Before this window opened, I wrote that I felt this was perhaps the most important transfer window that Everton had faced in many years.

After a truly terrible 2019-20 campaign and a succession of inconsistent and underachieving previous seasons, it was imperative that the Toffees spent well and fundamentally improved the team before the new season started. Especially if they haboured any realistic hopes of catching up with the Premier League’s elite.

The key area of the team that simply had to be strengthened, as everyone agreed, was the side’s midfield. The Blues existing midfielders, Tom Davies, Gylfi Sigurdsson, Theo Walcott, Alex Iwobi and even Andre Gomes had been distinctly average or downright awful, for almost all of the preceding season.

The lack of energy, consistency, workrate and commitment to the cause, especially after the season re-started, together with the questionable quality of some of those players, helped to consign the Toffees to a dreadful 12th place finish.

And this was despite the best efforts of the club’s new manager Carlo Ancelotti, perhaps the most important signing of the last twelves months, who had brought about a temporary revival when he joined in December.

## Dataset entries
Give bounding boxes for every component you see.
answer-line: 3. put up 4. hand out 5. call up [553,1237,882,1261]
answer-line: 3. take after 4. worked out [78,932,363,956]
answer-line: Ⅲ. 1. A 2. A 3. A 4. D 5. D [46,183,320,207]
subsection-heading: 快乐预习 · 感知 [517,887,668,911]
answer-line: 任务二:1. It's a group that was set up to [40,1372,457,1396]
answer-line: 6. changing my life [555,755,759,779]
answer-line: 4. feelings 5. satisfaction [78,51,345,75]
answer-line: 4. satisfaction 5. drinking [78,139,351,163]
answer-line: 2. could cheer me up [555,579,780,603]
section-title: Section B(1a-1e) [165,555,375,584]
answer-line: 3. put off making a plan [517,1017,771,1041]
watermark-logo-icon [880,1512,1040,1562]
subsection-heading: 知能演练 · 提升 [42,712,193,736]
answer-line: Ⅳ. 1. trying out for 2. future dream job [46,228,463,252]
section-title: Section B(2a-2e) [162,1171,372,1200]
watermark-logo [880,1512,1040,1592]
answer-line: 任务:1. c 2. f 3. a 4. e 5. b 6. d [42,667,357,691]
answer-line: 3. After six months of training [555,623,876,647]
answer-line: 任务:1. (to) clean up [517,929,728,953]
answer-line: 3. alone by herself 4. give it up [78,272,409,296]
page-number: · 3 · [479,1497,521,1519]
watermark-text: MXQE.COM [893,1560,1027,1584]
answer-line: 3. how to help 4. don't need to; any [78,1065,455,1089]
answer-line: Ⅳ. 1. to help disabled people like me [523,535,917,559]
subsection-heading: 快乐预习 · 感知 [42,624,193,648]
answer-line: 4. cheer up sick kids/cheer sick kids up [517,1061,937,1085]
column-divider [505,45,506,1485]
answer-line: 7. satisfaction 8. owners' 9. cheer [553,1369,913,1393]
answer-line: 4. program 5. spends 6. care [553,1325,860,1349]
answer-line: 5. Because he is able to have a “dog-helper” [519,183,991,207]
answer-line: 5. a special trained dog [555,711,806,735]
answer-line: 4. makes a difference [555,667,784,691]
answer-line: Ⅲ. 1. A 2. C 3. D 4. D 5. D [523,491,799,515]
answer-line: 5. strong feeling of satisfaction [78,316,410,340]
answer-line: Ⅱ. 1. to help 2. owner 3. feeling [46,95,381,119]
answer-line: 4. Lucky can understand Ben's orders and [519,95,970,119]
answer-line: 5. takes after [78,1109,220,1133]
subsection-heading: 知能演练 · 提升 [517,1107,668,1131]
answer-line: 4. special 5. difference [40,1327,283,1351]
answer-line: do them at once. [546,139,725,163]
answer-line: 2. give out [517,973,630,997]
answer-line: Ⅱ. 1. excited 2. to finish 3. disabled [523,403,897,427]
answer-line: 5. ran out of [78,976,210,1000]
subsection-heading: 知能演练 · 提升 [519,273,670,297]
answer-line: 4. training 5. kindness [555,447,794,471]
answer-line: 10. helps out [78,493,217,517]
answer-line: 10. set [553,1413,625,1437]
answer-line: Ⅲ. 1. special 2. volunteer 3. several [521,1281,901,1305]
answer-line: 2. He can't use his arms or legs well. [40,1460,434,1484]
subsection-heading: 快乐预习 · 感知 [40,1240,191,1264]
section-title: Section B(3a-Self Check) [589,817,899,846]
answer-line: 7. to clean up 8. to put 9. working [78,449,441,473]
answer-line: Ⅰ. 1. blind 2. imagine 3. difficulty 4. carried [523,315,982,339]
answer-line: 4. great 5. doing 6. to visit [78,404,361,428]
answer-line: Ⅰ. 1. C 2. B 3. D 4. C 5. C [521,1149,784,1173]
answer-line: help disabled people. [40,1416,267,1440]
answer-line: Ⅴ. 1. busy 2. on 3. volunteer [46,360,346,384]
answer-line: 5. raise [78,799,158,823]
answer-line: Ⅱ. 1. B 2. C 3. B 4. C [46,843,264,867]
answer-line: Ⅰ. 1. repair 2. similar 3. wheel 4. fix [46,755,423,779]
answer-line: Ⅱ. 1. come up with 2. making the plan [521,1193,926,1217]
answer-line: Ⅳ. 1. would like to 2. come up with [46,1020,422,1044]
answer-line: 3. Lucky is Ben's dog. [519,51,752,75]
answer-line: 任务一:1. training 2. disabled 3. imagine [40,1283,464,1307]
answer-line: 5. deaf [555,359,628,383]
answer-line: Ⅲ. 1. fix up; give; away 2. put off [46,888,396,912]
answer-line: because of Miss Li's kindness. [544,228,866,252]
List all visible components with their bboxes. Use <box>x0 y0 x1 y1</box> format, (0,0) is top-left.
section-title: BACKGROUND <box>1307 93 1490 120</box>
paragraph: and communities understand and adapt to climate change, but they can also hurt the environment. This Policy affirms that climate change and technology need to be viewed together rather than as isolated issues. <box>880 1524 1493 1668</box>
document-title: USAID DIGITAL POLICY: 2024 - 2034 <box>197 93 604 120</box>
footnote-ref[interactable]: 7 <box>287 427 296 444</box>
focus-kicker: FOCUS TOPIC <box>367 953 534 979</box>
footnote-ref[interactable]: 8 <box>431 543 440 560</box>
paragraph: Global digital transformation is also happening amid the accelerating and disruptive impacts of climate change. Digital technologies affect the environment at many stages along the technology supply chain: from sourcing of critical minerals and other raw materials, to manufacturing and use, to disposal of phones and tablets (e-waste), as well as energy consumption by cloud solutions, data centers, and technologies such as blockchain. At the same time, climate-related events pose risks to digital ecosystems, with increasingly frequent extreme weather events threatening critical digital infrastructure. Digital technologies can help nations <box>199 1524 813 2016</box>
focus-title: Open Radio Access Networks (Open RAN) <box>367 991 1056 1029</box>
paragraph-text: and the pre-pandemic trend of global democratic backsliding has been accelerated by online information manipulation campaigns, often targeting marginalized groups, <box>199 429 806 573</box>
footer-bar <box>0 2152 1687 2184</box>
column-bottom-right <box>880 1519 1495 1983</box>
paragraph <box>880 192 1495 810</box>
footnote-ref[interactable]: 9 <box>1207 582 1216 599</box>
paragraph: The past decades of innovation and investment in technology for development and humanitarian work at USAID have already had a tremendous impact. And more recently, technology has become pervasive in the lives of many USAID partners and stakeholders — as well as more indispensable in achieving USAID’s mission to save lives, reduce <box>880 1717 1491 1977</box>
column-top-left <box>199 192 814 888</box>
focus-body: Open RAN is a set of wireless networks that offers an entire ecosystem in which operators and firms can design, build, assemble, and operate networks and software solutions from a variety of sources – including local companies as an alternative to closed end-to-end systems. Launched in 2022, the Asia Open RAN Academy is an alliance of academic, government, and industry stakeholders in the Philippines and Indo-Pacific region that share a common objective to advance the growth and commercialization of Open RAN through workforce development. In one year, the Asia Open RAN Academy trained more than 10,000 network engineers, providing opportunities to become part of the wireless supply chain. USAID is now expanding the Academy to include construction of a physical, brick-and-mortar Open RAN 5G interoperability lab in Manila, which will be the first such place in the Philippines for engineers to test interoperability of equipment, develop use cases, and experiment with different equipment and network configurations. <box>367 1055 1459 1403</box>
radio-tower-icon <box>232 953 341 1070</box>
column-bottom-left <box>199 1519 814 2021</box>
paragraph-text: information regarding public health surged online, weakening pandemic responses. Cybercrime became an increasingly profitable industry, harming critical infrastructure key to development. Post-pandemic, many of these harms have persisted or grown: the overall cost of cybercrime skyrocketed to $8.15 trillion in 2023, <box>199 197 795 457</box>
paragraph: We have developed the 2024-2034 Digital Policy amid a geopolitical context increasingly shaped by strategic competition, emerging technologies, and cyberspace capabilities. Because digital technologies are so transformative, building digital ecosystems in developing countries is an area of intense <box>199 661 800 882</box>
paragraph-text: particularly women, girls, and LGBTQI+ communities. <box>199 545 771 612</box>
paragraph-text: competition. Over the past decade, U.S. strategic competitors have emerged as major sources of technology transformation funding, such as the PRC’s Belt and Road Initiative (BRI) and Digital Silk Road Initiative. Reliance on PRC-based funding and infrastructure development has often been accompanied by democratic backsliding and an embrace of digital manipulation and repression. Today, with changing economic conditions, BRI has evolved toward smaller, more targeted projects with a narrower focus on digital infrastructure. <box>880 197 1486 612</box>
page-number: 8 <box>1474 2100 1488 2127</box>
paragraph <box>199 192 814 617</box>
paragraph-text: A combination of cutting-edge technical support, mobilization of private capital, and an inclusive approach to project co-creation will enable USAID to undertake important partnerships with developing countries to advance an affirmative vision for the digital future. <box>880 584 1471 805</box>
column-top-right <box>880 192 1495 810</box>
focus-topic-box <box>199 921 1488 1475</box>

## Exercises to complete
(A) Translate this sentence from the Everton transfer window excerpt into Spanish: "Before this window opened, I wrote that I felt this was perhaps the most important transfer window that Everton had faced in many years."
(B) In the Everton transfer window excerpt, in which month did Carlo Ancelotti join the club?
(C) From the Everton transfer window excerpt, output everything from "After a truly" down to "the preceding season.".

## Answers to the exercise
(A) Antes de que se abriera este mercado, escribí que sentía que este era quizás el mercado de fichajes más importante al que se había enfrentado el Everton en muchos años.

(B) December.

(C)
After a truly terrible 2019-20 campaign and a succession of inconsistent and underachieving previous seasons, it was imperative that the Toffees spent well and fundamentally improved the team before the new season started. Especially if they haboured any realistic hopes of catching up with the Premier League’s elite.

The key area of the team that simply had to be strengthened, as everyone agreed, was the side’s midfield. The Blues existing midfielders, Tom Davies, Gylfi Sigurdsson, Theo Walcott, Alex Iwobi and even Andre Gomes had been distinctly average or downright awful, for almost all of the preceding season.